Task brief – Exactly as written, please set down all of the entries again, with no pictures.

[Data items]
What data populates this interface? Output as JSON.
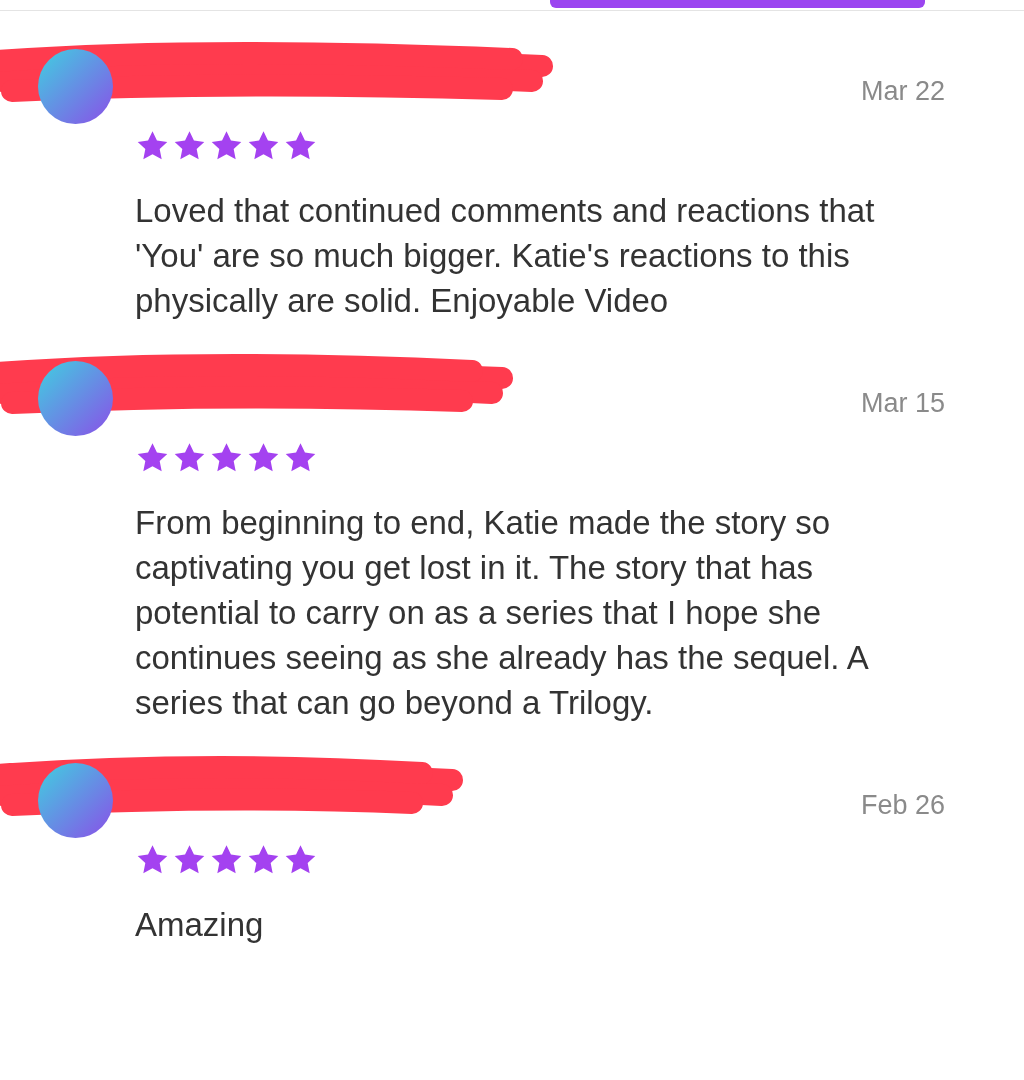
{
  "tab_indicator": {
    "selected": true
  },
  "reviews": [
    {
      "redacted": true,
      "date": "Mar 22",
      "stars": 5,
      "text": "Loved that continued comments and reactions that 'You' are so much bigger. Katie's reactions to this physically are solid. Enjoyable Video"
    },
    {
      "redacted": true,
      "date": "Mar 15",
      "stars": 5,
      "text": "From beginning to end, Katie made the story so captivating you get lost in it. The story that has potential to carry on as a series that I hope she continues seeing as she already has the sequel. A series that can go beyond a Trilogy."
    },
    {
      "redacted": true,
      "date": "Feb 26",
      "stars": 5,
      "text": "Amazing"
    }
  ]
}
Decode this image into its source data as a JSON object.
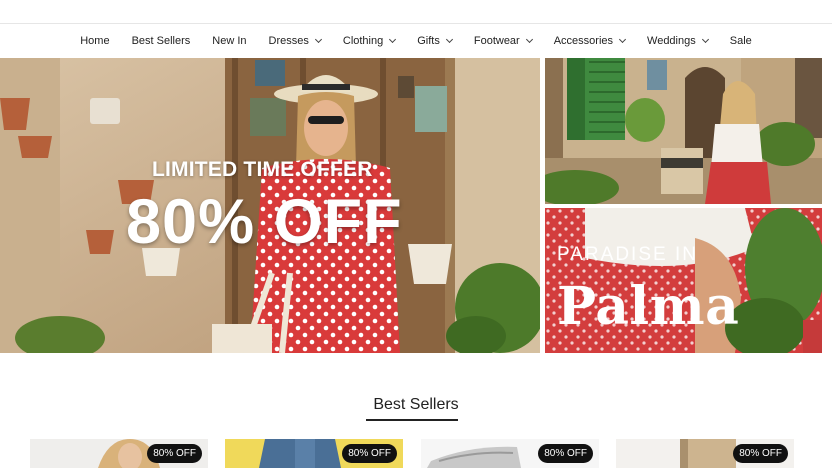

Solution to this problem –
What data populates this interface? Output as JSON.
{
  "tab_indicator": {
    "selected": true
  },
  "reviews": [
    {
      "redacted": true,
      "date": "Mar 22",
      "stars": 5,
      "text": "Loved that continued comments and reactions that 'You' are so much bigger. Katie's reactions to this physically are solid. Enjoyable Video"
    },
    {
      "redacted": true,
      "date": "Mar 15",
      "stars": 5,
      "text": "From beginning to end, Katie made the story so captivating you get lost in it. The story that has potential to carry on as a series that I hope she continues seeing as she already has the sequel. A series that can go beyond a Trilogy."
    },
    {
      "redacted": true,
      "date": "Feb 26",
      "stars": 5,
      "text": "Amazing"
    }
  ]
}
Decode this image into its source data as a JSON object.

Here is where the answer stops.